* **What you will do**:
Locate every line in the records below that contains the word "Lazerin", and copy each one.

* **Task data**:
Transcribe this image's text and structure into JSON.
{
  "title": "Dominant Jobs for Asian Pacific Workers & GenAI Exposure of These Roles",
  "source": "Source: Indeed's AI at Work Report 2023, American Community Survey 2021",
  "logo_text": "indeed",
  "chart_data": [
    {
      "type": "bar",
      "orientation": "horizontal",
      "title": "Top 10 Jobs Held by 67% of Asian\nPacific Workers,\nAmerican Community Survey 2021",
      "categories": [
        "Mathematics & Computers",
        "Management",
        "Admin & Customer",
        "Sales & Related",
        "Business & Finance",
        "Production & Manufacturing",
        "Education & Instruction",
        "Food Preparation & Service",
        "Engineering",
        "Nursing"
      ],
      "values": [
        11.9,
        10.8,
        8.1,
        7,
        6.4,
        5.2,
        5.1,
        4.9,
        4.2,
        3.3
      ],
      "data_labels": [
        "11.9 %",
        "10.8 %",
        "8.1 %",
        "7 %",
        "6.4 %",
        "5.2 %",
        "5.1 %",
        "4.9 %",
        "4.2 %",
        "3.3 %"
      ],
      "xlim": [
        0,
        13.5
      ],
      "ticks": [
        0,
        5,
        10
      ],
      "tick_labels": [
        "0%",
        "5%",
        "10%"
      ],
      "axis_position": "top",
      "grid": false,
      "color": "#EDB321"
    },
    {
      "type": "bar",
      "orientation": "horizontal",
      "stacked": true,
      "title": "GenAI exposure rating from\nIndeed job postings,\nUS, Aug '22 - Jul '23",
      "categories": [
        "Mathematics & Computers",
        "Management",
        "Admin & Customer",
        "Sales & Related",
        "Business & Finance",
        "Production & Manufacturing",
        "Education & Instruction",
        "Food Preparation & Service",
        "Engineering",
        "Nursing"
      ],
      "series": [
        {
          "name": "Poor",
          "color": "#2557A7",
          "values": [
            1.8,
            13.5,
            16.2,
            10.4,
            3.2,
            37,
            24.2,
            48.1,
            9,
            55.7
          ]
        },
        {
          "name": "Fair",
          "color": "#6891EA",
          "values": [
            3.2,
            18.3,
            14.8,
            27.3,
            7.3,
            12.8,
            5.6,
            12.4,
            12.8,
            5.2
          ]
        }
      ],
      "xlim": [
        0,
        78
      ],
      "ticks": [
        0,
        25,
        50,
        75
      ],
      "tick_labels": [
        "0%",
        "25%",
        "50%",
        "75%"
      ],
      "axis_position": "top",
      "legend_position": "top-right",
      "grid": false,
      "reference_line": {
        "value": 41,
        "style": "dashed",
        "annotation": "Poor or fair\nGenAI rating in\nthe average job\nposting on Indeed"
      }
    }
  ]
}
---
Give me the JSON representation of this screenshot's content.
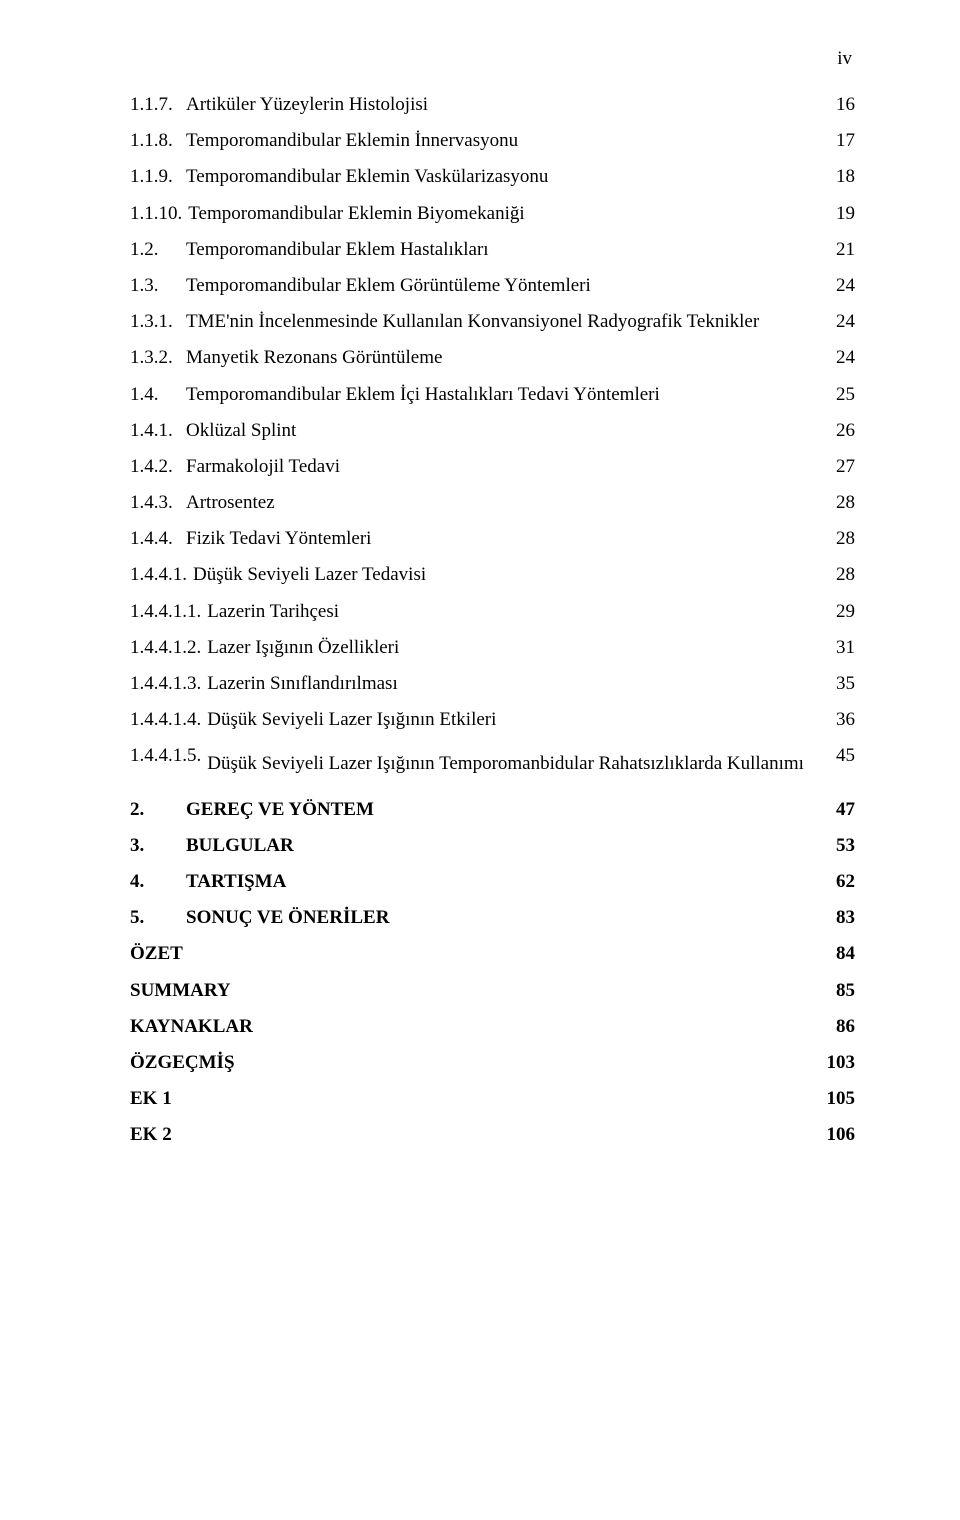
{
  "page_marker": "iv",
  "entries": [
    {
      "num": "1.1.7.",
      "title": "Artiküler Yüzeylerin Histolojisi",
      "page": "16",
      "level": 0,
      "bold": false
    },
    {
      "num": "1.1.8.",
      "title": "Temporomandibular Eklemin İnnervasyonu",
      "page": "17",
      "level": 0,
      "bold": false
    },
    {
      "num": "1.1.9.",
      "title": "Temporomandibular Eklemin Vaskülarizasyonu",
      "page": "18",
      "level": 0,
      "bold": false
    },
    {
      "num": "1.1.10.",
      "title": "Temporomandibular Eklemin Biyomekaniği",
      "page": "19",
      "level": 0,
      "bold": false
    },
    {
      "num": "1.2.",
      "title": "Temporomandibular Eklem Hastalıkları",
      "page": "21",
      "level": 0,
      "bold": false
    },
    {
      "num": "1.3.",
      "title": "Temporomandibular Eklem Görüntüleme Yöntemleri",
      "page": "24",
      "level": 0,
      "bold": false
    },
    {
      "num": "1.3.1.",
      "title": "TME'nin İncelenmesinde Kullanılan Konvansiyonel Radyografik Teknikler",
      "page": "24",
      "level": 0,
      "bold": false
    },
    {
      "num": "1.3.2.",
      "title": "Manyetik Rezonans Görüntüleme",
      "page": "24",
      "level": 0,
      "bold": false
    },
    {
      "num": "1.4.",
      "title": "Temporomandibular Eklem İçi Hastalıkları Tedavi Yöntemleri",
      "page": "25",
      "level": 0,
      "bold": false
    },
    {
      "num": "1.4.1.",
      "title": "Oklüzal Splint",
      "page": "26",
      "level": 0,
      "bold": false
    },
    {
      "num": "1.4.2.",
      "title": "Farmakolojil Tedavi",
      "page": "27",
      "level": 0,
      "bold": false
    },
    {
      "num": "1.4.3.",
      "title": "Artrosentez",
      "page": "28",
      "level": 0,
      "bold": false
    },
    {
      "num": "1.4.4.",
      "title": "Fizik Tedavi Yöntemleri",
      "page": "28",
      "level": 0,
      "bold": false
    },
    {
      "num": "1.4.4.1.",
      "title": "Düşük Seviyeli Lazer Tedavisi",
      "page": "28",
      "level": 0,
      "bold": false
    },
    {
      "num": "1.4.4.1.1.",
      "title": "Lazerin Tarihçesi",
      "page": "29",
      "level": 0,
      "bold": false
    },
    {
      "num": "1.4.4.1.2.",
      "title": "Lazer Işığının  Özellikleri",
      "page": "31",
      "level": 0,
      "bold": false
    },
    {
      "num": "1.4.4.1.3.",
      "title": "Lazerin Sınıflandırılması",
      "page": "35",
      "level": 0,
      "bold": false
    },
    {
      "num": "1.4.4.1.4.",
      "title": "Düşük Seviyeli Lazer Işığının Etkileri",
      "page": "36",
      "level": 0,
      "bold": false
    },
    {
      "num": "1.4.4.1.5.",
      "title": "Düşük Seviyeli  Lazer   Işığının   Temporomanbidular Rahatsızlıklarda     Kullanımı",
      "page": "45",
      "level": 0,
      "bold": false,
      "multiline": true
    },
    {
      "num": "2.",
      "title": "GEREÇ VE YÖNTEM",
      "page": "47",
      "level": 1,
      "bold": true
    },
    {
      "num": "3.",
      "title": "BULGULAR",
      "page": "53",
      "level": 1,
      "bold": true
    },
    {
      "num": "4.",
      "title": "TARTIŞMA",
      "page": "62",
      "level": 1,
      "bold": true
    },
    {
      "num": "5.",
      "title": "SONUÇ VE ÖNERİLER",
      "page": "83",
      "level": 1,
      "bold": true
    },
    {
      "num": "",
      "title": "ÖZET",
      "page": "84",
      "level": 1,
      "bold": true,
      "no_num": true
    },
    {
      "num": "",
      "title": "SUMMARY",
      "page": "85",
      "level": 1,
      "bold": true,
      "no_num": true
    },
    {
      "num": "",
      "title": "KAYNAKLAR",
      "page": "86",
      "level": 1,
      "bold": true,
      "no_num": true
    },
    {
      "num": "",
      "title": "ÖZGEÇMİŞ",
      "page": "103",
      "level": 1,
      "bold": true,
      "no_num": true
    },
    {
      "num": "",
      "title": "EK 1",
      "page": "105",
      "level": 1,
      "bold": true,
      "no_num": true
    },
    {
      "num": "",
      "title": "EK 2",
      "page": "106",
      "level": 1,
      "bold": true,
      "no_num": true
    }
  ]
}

* **Answer to this task**:
      "title": "Lazerin Tarihçesi",
      "title": "Lazerin Sınıflandırılması",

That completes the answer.